■ WORK TO COMPLETE
In the records, swap "month-label" for "month-tag" starting at the line that contains "photo-caption: Silhouetten vor" and ending at the line that contains "photo-tile: September 2025". Give back only those lines with everything else unchanged.

Stored items:

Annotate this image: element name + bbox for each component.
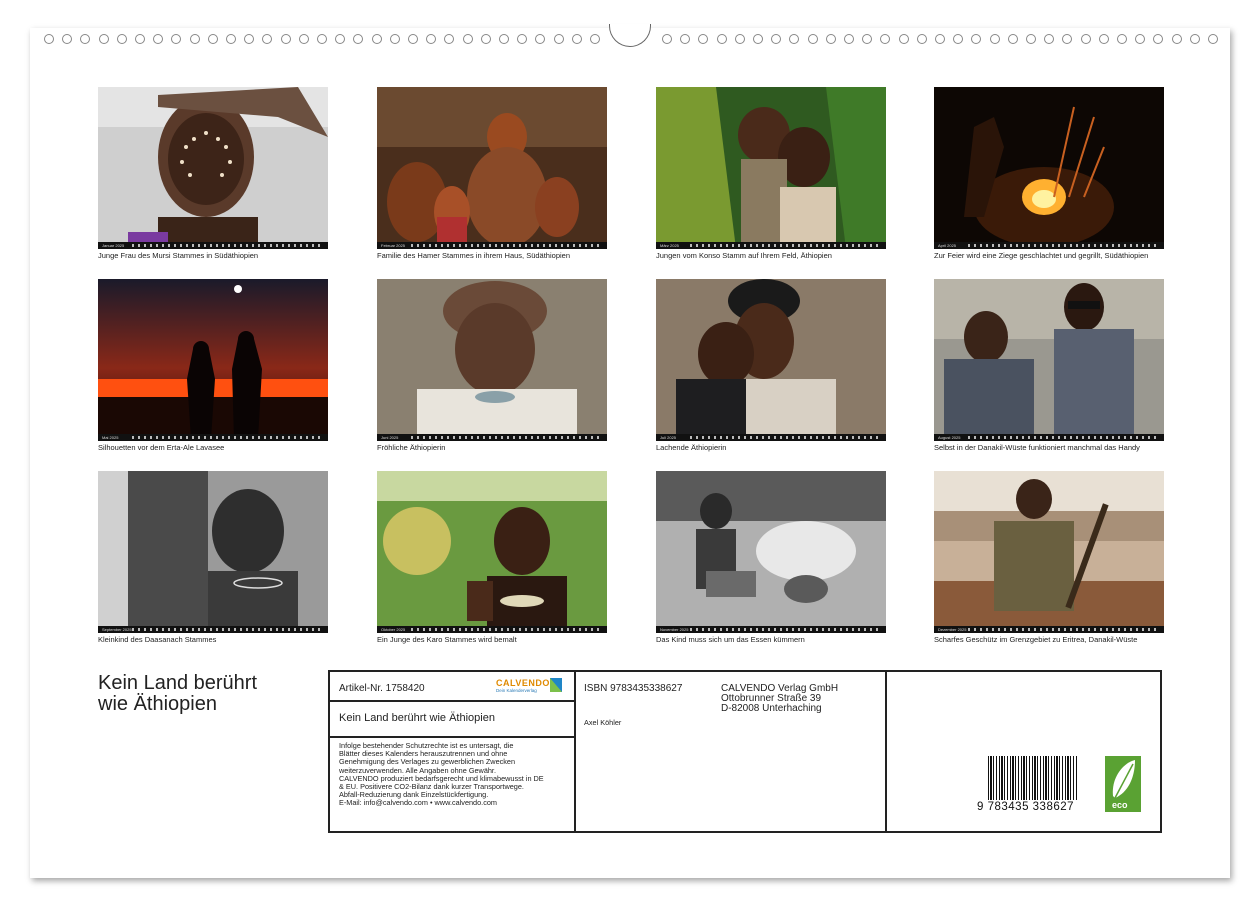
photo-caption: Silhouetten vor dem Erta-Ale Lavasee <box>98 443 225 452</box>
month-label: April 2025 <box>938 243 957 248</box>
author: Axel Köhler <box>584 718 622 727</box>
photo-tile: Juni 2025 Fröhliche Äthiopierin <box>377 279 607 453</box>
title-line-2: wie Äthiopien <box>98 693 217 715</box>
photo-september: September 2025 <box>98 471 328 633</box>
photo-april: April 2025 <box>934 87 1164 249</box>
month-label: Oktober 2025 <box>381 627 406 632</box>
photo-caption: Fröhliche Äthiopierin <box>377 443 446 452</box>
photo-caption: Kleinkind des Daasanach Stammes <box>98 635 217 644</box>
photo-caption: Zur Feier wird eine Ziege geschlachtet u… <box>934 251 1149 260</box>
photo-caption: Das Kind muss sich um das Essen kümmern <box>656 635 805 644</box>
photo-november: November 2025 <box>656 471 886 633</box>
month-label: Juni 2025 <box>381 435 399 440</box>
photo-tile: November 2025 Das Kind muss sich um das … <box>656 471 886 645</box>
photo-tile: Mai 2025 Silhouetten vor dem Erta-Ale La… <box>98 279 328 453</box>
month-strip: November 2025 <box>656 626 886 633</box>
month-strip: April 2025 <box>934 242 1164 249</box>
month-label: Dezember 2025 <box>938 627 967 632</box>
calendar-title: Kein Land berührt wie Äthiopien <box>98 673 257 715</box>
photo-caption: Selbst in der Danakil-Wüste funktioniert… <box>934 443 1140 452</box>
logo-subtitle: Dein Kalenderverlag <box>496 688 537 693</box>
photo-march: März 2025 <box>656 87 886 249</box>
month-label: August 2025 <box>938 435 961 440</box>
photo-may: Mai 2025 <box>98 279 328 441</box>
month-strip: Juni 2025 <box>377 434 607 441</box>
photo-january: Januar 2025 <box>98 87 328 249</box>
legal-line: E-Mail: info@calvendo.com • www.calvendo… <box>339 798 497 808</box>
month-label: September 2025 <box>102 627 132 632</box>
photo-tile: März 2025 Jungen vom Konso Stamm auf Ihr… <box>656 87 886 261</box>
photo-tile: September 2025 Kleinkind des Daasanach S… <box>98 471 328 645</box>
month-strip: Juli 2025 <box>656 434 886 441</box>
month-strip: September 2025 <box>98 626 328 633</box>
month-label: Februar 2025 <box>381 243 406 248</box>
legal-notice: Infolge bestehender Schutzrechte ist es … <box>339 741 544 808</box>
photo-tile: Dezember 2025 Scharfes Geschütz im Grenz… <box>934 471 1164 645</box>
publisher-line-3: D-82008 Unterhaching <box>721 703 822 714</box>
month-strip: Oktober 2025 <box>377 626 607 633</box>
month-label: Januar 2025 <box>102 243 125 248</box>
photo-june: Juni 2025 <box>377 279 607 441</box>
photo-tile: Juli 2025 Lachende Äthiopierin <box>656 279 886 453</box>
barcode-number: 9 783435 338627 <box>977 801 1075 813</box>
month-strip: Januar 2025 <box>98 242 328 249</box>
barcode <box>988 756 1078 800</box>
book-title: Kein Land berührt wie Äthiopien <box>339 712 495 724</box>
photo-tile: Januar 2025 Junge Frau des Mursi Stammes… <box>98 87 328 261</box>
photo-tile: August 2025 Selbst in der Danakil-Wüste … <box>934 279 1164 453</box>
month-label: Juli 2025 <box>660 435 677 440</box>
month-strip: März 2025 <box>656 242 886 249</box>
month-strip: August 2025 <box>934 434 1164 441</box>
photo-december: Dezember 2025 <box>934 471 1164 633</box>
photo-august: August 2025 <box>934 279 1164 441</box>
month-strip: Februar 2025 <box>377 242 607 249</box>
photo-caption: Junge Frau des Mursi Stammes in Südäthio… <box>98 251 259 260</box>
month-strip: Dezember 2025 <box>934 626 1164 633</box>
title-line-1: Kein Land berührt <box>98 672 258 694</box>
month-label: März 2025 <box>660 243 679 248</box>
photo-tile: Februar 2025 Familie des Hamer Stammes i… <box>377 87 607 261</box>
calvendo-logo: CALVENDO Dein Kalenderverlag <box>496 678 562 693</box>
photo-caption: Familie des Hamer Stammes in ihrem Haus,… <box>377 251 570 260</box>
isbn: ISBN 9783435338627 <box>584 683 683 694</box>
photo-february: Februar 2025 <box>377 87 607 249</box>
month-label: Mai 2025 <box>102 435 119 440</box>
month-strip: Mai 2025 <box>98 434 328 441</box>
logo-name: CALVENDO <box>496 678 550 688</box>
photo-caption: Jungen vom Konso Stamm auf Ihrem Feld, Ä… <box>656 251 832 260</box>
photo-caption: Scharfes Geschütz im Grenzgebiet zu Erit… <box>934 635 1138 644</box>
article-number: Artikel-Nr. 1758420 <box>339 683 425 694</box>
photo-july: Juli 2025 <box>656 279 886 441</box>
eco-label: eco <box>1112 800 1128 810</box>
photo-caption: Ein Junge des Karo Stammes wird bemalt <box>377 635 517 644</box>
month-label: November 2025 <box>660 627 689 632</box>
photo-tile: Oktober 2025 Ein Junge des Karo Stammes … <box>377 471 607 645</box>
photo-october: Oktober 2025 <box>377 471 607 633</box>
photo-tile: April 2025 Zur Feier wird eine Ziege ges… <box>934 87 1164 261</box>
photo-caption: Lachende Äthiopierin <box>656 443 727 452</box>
--
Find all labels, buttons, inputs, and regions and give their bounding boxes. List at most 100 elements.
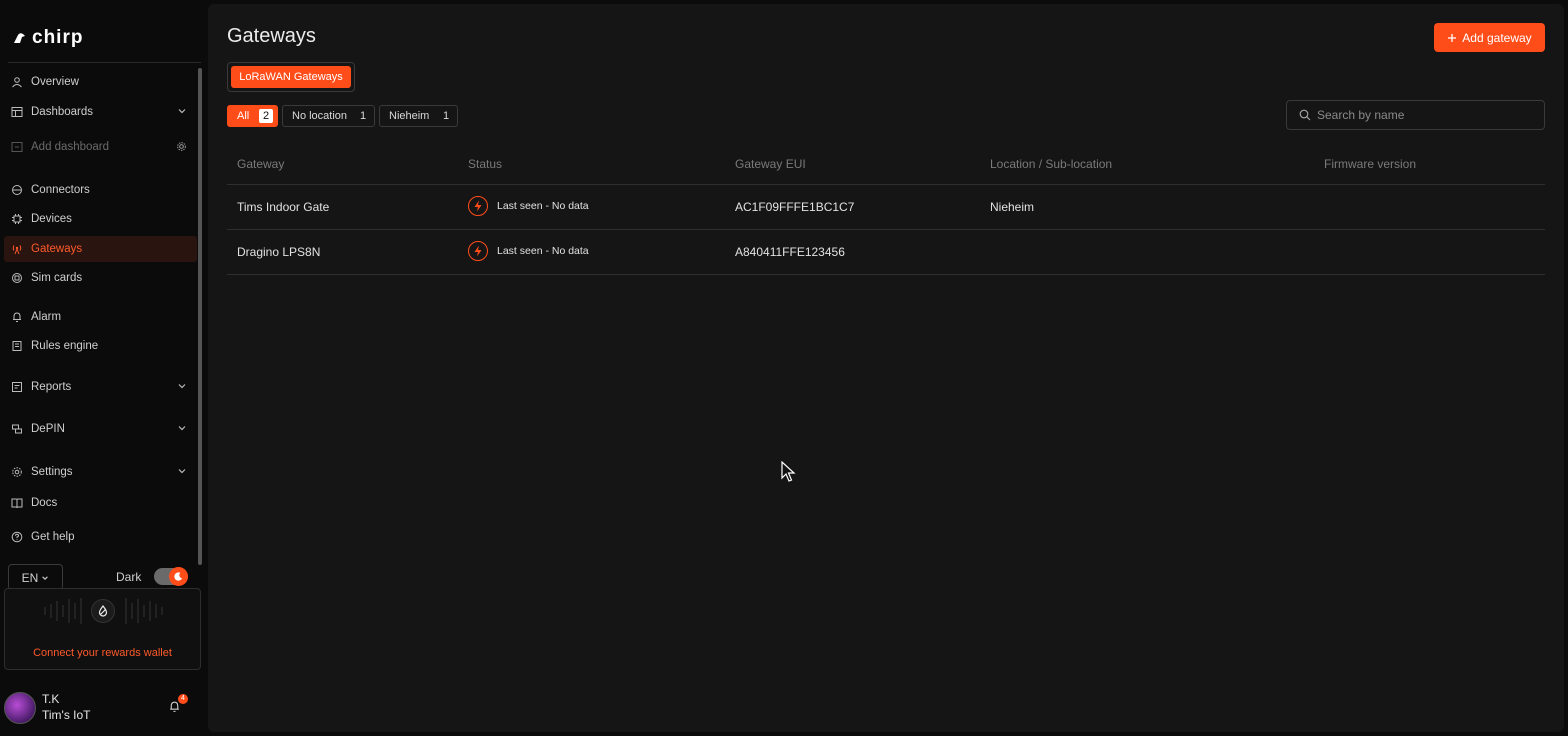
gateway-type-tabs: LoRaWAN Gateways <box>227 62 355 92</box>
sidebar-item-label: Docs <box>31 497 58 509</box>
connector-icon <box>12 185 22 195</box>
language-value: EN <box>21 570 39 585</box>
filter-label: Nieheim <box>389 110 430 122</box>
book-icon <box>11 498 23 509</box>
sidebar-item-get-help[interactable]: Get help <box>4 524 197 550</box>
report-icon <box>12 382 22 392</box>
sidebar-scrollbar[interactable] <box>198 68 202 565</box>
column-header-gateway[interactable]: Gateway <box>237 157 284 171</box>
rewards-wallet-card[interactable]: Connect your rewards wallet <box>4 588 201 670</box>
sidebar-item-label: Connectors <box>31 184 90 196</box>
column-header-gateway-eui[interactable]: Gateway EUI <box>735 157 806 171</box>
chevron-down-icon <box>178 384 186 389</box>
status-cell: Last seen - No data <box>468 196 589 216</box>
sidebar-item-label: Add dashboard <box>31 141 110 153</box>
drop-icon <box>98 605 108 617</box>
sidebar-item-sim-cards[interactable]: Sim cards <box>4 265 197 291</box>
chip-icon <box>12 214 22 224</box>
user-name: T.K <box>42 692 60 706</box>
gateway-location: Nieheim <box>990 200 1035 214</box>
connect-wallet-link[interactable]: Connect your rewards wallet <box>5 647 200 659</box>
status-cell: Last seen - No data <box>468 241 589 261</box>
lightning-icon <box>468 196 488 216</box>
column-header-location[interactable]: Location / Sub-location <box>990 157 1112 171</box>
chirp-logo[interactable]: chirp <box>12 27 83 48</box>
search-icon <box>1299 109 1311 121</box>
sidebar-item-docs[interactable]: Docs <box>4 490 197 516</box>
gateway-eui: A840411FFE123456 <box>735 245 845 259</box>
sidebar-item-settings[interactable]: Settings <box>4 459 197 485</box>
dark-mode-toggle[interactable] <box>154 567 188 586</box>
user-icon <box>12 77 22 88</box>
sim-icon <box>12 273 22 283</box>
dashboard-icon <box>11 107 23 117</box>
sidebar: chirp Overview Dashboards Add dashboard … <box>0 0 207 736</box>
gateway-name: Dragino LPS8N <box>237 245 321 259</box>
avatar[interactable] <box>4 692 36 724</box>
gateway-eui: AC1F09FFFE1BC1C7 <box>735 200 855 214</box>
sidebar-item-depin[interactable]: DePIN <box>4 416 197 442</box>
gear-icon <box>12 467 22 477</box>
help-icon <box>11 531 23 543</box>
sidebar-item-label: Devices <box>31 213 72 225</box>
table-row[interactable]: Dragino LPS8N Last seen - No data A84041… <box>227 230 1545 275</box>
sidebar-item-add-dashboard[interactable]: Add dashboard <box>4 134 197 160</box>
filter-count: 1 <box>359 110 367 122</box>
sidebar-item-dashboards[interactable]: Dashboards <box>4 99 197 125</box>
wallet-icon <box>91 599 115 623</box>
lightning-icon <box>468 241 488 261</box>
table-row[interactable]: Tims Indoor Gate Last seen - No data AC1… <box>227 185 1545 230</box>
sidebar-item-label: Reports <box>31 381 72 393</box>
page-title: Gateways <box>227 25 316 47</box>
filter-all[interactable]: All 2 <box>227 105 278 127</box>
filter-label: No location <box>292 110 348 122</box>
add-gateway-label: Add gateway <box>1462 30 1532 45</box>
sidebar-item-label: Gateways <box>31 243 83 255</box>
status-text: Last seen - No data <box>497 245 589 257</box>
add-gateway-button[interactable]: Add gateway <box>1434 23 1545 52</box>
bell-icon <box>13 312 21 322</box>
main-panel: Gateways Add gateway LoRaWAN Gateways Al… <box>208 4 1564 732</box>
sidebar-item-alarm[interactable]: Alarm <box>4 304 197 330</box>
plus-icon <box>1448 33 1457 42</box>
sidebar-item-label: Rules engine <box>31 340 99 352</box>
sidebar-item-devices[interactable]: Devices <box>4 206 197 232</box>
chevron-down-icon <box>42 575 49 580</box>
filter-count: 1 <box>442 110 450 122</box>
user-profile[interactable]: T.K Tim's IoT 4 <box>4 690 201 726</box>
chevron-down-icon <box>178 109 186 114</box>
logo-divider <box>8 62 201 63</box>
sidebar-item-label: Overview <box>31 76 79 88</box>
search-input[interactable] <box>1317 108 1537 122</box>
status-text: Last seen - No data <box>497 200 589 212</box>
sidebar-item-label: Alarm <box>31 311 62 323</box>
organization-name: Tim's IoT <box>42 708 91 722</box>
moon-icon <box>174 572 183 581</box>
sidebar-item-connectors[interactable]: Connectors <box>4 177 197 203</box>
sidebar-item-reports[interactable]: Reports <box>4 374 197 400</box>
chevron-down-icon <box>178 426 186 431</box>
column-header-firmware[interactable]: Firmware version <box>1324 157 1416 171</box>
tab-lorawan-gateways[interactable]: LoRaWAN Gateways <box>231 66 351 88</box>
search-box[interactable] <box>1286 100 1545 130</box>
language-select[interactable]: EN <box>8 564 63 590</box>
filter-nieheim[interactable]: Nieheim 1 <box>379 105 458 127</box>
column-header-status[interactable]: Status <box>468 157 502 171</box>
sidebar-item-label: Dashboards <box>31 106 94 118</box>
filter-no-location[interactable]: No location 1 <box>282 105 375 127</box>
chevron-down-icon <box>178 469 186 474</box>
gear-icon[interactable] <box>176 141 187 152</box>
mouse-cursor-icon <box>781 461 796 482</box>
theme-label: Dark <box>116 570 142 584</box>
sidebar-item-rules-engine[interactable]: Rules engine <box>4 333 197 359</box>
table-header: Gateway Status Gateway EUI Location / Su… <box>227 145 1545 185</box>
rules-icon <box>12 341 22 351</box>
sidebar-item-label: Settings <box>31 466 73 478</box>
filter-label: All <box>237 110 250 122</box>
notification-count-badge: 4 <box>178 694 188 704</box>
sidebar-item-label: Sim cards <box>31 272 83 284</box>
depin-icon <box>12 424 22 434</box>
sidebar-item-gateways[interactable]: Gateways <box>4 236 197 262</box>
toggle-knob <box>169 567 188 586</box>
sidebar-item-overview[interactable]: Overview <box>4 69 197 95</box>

■ OUTPUT BELOW
photo-caption: Silhouetten vor dem Erta-Ale Lavasee <box>98 443 225 452</box>
month-tag: April 2025 <box>938 243 957 248</box>
author: Axel Köhler <box>584 718 622 727</box>
photo-tile: Juni 2025 Fröhliche Äthiopierin <box>377 279 607 453</box>
title-line-2: wie Äthiopien <box>98 693 217 715</box>
photo-september: September 2025 <box>98 471 328 633</box>
photo-april: April 2025 <box>934 87 1164 249</box>
month-tag: Oktober 2025 <box>381 627 406 632</box>
photo-caption: Fröhliche Äthiopierin <box>377 443 446 452</box>
photo-caption: Kleinkind des Daasanach Stammes <box>98 635 217 644</box>
photo-caption: Zur Feier wird eine Ziege geschlachtet u… <box>934 251 1149 260</box>
photo-caption: Das Kind muss sich um das Essen kümmern <box>656 635 805 644</box>
photo-november: November 2025 <box>656 471 886 633</box>
month-tag: Juni 2025 <box>381 435 399 440</box>
photo-tile: November 2025 Das Kind muss sich um das … <box>656 471 886 645</box>
photo-tile: Mai 2025 Silhouetten vor dem Erta-Ale La… <box>98 279 328 453</box>
month-strip: November 2025 <box>656 626 886 633</box>
month-strip: April 2025 <box>934 242 1164 249</box>
month-tag: Dezember 2025 <box>938 627 967 632</box>
calendar-title: Kein Land berührt wie Äthiopien <box>98 673 257 715</box>
photo-caption: Selbst in der Danakil-Wüste funktioniert… <box>934 443 1140 452</box>
logo-subtitle: Dein Kalenderverlag <box>496 688 537 693</box>
photo-march: März 2025 <box>656 87 886 249</box>
month-tag: August 2025 <box>938 435 961 440</box>
photo-may: Mai 2025 <box>98 279 328 441</box>
month-strip: Juni 2025 <box>377 434 607 441</box>
photo-january: Januar 2025 <box>98 87 328 249</box>
legal-line: E-Mail: info@calvendo.com • www.calvendo… <box>339 798 497 808</box>
month-tag: September 2025 <box>102 627 132 632</box>
photo-tile: März 2025 Jungen vom Konso Stamm auf Ihr… <box>656 87 886 261</box>
photo-tile: September 2025 Kleinkind des Daasanach S… <box>98 471 328 645</box>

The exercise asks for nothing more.